Count the lines in the records below that contain the word "Billions", and give only that number.

• • •

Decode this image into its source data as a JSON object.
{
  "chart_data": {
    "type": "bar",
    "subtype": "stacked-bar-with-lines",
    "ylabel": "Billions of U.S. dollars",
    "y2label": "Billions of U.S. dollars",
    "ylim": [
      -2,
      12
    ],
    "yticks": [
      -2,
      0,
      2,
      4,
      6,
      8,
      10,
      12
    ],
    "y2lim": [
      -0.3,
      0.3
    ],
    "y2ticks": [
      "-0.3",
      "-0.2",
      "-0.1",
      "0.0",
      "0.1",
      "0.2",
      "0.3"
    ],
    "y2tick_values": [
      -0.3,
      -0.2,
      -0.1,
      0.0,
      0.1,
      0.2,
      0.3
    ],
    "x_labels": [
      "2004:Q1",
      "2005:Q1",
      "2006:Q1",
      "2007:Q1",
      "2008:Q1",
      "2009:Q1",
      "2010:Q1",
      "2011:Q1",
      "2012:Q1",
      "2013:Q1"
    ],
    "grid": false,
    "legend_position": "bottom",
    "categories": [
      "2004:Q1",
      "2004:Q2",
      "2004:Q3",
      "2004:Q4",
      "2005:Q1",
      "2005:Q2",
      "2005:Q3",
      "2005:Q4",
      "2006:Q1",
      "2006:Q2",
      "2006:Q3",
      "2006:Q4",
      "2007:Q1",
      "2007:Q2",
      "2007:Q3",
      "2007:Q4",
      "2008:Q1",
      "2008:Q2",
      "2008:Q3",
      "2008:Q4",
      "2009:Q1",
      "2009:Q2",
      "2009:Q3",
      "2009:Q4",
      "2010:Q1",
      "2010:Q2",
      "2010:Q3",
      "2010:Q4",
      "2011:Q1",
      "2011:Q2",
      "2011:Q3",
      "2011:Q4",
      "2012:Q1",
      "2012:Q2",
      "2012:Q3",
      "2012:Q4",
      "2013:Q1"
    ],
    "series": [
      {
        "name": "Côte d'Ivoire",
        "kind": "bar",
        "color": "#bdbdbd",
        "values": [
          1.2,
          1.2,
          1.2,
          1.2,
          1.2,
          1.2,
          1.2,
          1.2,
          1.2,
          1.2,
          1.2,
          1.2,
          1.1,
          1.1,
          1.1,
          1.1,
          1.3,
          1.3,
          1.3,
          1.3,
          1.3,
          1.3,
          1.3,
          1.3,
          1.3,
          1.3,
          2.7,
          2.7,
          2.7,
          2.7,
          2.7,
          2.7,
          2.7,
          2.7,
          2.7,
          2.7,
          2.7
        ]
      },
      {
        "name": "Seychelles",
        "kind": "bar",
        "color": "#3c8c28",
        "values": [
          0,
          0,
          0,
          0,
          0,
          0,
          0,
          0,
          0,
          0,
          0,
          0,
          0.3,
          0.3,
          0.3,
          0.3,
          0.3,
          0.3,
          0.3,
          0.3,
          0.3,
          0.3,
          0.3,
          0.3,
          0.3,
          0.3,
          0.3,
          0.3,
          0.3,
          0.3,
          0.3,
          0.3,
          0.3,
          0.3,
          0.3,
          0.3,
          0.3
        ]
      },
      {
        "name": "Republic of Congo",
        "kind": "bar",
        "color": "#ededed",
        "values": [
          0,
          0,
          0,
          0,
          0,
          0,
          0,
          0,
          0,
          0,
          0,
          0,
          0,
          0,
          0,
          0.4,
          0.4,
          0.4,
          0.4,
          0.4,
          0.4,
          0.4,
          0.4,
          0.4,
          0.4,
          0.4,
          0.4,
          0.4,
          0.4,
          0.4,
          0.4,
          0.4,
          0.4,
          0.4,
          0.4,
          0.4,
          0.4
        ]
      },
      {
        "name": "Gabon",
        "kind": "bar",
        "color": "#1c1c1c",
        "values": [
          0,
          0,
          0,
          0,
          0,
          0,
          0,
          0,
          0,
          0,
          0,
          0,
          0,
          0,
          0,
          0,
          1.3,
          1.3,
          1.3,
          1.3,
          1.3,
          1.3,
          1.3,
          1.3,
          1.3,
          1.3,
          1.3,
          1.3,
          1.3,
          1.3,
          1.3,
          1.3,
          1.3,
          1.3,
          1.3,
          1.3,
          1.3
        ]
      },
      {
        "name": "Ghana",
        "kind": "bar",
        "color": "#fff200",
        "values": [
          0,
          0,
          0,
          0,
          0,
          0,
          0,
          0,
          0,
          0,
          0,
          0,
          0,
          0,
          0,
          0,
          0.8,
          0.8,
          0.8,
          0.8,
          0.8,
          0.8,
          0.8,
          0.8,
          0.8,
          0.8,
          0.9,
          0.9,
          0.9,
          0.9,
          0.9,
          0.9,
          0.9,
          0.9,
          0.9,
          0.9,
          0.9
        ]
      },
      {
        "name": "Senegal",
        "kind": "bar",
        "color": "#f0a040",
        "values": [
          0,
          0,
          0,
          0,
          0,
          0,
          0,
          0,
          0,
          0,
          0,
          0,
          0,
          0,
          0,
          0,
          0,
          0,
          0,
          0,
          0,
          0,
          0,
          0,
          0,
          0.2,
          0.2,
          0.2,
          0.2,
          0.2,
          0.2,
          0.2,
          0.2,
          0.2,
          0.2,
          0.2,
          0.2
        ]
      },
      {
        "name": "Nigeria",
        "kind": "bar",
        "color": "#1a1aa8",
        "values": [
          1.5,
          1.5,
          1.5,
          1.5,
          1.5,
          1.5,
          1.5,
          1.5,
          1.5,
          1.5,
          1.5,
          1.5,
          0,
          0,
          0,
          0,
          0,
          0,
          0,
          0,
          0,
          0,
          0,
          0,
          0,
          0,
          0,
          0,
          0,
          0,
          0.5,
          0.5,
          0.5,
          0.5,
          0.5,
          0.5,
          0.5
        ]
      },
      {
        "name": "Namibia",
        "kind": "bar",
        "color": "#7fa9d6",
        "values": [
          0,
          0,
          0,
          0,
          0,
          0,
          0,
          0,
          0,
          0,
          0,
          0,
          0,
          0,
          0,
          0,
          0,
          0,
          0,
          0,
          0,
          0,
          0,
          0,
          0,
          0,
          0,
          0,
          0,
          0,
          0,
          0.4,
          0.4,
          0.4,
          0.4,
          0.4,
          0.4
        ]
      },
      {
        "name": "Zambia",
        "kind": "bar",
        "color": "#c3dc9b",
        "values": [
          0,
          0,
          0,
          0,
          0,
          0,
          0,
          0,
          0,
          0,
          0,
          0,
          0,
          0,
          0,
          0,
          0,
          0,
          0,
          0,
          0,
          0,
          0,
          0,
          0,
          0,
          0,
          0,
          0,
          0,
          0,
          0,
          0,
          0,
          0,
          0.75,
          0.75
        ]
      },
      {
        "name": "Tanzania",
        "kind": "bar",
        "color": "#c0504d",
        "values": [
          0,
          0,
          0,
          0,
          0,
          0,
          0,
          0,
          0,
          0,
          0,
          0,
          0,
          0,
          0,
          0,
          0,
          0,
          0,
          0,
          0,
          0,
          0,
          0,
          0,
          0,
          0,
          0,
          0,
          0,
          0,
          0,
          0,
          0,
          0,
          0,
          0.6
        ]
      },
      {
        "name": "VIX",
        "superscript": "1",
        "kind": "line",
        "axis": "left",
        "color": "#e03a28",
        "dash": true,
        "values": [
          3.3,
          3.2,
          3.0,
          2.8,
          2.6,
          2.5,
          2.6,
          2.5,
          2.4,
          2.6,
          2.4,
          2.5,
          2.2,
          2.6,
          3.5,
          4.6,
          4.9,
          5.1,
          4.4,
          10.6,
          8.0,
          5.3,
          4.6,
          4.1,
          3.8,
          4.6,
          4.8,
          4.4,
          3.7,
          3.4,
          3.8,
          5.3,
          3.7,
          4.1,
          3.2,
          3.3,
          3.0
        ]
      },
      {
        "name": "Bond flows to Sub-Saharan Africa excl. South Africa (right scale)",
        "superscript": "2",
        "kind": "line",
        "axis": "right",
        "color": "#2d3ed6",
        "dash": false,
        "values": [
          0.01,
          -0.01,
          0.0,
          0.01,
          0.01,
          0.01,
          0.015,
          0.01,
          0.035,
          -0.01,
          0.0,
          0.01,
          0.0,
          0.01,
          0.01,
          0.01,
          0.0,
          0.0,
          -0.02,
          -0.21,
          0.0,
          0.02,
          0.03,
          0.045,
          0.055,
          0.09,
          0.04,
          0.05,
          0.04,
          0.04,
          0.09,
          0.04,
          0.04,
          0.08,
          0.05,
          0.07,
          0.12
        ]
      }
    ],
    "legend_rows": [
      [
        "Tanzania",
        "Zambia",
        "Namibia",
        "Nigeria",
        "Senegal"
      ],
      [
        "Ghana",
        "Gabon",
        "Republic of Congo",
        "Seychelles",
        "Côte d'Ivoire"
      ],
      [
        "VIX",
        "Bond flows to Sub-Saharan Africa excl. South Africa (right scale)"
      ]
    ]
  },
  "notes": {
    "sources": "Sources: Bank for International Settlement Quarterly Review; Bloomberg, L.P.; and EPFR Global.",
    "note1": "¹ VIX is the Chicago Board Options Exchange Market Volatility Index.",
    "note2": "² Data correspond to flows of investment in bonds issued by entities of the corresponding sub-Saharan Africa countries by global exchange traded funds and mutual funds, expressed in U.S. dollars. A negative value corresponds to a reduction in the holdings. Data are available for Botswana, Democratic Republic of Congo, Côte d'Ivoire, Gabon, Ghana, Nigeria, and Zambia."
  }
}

• • •

Written answer = 2